MATERIAL.
========================================================================

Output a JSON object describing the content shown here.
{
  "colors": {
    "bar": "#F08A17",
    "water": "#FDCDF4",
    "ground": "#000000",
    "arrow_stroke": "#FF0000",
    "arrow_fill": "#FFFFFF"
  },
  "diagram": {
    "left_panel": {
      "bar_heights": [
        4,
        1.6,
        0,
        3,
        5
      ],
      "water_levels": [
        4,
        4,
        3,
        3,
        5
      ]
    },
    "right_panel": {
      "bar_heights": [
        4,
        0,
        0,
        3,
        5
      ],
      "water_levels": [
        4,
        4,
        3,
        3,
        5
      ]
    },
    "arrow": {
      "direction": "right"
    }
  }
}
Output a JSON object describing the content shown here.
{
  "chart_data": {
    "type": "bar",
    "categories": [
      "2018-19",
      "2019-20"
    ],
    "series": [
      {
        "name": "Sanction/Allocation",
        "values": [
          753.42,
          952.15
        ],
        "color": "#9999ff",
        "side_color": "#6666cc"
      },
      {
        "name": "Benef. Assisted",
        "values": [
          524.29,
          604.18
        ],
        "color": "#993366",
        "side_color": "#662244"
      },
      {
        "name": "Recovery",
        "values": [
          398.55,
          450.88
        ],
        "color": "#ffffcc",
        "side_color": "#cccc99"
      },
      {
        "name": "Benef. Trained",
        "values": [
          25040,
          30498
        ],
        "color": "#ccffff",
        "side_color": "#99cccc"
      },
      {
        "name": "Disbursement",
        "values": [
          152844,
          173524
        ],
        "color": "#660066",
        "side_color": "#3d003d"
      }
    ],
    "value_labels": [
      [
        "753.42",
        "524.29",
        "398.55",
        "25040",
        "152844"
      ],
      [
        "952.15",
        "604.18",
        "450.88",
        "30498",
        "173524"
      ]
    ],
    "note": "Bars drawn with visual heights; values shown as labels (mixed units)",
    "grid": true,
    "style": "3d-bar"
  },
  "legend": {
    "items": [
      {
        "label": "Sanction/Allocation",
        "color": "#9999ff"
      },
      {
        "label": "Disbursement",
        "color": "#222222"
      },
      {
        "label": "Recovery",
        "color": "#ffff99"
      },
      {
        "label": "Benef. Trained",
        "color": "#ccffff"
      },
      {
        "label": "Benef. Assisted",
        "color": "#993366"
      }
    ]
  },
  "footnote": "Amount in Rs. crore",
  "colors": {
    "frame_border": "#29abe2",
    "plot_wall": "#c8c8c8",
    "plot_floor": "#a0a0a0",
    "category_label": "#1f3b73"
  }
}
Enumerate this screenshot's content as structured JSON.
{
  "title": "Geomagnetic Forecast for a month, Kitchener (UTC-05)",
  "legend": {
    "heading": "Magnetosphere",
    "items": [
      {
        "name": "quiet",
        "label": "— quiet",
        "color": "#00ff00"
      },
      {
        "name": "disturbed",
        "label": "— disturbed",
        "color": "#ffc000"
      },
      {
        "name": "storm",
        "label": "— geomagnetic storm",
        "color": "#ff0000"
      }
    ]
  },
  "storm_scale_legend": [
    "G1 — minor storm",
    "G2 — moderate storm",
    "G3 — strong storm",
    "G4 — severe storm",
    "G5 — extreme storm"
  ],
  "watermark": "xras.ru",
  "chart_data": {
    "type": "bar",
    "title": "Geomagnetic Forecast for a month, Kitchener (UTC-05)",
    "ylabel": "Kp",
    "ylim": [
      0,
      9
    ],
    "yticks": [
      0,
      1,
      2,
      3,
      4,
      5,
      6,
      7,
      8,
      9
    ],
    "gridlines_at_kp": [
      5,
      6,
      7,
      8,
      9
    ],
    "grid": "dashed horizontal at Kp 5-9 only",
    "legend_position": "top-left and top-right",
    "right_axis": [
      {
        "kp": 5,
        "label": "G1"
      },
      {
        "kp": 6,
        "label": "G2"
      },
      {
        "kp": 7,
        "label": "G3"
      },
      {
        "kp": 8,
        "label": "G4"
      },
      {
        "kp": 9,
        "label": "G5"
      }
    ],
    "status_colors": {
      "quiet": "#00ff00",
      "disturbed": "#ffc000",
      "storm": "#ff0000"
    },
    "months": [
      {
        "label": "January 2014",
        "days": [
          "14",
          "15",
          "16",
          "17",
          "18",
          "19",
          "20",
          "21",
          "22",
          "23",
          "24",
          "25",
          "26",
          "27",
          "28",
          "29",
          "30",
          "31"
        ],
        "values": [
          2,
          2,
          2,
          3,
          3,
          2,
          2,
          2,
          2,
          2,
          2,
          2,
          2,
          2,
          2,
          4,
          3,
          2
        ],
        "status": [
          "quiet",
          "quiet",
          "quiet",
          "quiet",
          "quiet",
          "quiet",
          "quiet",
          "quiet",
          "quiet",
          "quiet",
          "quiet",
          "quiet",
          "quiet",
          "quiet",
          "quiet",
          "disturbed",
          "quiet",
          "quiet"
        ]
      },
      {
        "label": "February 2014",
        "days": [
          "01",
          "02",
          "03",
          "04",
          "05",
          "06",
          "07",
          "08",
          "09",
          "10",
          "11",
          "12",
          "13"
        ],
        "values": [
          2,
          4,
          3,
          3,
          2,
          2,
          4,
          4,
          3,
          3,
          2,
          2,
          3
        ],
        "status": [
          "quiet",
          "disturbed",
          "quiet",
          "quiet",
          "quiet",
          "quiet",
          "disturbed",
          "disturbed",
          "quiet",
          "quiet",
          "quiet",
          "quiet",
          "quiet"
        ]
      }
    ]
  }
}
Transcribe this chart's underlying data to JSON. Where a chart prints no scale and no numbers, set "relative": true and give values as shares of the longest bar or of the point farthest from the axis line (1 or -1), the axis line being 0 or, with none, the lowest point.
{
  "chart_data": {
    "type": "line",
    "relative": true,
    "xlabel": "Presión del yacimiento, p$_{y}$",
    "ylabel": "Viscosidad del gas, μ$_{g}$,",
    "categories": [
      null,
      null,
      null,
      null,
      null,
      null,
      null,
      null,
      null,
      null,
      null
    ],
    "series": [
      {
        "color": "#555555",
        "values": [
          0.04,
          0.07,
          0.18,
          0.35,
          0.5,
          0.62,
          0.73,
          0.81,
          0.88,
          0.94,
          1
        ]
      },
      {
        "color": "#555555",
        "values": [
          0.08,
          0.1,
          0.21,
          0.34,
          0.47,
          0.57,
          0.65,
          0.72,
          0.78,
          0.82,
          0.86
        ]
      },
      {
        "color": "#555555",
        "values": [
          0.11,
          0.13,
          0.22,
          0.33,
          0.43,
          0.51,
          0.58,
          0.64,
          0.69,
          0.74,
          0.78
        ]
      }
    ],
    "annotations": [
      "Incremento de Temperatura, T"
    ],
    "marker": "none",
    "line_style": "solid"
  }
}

========================================================================

WORK INSTRUCTIONS. Track down every line of the material containing the string "Assisted", and copy it.

SOLUTION TO THIS TASK.
        "name": "Benef. Assisted",
        "label": "Benef. Assisted",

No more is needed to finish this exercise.